What to produce:
Read through the entries below and return each line with the word "Elisabeth".

⟨

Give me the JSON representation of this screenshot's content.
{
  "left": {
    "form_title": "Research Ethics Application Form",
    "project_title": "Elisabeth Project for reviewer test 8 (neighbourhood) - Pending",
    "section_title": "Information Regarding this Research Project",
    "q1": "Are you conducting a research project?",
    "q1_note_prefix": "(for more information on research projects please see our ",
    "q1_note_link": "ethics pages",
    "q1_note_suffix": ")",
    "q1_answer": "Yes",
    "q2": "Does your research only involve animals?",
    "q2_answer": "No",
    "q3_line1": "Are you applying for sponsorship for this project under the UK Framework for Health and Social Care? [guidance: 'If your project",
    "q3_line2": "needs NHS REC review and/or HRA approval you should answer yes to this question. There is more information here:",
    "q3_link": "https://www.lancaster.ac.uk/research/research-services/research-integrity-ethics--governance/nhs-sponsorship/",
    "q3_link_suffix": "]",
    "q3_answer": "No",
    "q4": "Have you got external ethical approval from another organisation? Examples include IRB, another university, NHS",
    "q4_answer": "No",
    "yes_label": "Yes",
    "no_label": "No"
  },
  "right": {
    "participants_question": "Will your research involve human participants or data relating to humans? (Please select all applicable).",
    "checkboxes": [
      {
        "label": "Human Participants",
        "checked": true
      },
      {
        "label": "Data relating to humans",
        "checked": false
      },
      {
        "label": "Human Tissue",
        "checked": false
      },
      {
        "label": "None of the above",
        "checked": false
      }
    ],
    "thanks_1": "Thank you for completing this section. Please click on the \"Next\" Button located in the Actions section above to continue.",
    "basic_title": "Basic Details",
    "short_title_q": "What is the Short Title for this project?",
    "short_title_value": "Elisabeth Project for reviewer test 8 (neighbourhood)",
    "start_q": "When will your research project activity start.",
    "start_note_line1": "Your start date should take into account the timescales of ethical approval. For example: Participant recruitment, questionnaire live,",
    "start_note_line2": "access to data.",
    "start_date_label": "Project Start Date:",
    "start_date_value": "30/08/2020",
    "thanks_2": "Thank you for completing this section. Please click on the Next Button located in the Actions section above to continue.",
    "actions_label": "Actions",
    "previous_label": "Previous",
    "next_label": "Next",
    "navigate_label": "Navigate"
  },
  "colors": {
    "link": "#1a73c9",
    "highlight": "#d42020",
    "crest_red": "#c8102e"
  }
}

⟩
⟨

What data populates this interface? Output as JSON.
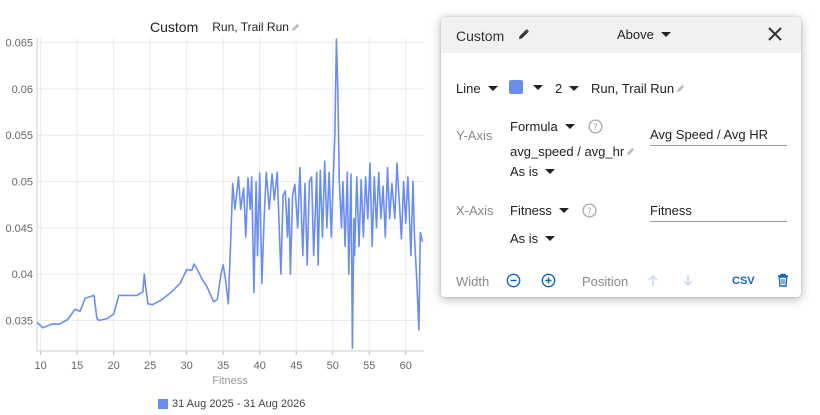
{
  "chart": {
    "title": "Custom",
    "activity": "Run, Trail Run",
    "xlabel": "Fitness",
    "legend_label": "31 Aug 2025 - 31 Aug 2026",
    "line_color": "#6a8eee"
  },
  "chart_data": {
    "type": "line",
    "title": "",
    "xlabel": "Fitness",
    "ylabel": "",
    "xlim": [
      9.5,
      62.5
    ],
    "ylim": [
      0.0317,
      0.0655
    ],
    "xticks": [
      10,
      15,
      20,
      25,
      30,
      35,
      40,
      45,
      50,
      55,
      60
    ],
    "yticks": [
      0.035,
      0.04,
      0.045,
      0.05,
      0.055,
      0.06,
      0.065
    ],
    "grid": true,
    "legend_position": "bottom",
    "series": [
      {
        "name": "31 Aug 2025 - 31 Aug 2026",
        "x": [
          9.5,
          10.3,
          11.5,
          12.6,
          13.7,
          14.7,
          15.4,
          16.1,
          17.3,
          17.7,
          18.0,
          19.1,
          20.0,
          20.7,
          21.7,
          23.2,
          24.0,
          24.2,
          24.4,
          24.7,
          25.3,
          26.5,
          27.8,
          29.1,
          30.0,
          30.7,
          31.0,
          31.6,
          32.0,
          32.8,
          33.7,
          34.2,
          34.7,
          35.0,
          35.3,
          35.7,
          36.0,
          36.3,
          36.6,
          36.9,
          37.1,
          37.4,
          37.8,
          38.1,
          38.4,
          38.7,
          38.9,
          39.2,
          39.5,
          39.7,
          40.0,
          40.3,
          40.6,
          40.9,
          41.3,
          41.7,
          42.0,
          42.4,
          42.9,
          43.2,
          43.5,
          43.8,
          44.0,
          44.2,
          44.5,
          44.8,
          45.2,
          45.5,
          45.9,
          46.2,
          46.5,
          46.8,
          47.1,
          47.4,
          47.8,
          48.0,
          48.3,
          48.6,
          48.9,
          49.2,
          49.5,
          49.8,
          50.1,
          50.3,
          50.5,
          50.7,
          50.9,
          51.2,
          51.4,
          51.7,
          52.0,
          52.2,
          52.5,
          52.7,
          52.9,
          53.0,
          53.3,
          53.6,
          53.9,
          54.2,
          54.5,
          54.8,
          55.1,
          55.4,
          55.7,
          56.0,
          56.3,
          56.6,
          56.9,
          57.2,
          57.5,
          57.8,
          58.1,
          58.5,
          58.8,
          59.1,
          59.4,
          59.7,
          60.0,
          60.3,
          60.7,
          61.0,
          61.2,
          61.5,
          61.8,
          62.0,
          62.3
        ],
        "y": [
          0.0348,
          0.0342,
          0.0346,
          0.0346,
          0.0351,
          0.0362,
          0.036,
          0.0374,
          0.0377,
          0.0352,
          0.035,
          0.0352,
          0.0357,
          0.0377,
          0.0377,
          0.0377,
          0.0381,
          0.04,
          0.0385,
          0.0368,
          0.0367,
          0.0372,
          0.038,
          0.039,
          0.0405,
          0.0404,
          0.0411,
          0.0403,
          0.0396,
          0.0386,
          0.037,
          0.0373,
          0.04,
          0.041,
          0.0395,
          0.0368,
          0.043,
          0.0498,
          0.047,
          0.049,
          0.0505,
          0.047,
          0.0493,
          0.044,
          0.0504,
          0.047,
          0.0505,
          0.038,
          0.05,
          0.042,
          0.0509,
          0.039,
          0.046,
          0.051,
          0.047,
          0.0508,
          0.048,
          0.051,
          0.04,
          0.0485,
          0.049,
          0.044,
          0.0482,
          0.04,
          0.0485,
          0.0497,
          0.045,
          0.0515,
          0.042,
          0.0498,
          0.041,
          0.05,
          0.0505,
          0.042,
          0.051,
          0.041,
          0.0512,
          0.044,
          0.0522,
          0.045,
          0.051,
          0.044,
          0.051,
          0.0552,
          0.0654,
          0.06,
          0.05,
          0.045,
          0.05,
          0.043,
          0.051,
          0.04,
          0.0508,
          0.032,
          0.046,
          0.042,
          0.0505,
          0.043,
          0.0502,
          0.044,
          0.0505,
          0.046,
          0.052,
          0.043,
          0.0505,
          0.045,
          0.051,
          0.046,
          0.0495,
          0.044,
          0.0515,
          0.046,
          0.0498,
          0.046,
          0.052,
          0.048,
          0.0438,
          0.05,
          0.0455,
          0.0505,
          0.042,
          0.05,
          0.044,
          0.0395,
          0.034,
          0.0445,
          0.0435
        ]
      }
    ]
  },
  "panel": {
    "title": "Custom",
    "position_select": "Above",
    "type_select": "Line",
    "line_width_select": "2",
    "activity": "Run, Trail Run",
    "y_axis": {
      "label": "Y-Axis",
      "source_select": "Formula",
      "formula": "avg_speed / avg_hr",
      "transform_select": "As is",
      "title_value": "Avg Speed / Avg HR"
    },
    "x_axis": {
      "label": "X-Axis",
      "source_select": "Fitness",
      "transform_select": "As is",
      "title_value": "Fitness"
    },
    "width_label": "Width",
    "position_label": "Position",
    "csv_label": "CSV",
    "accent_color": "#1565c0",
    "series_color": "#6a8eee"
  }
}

⟩

Finished answer:
    "project_title": "Elisabeth Project for reviewer test 8 (neighbourhood) - Pending",
    "short_title_value": "Elisabeth Project for reviewer test 8 (neighbourhood)",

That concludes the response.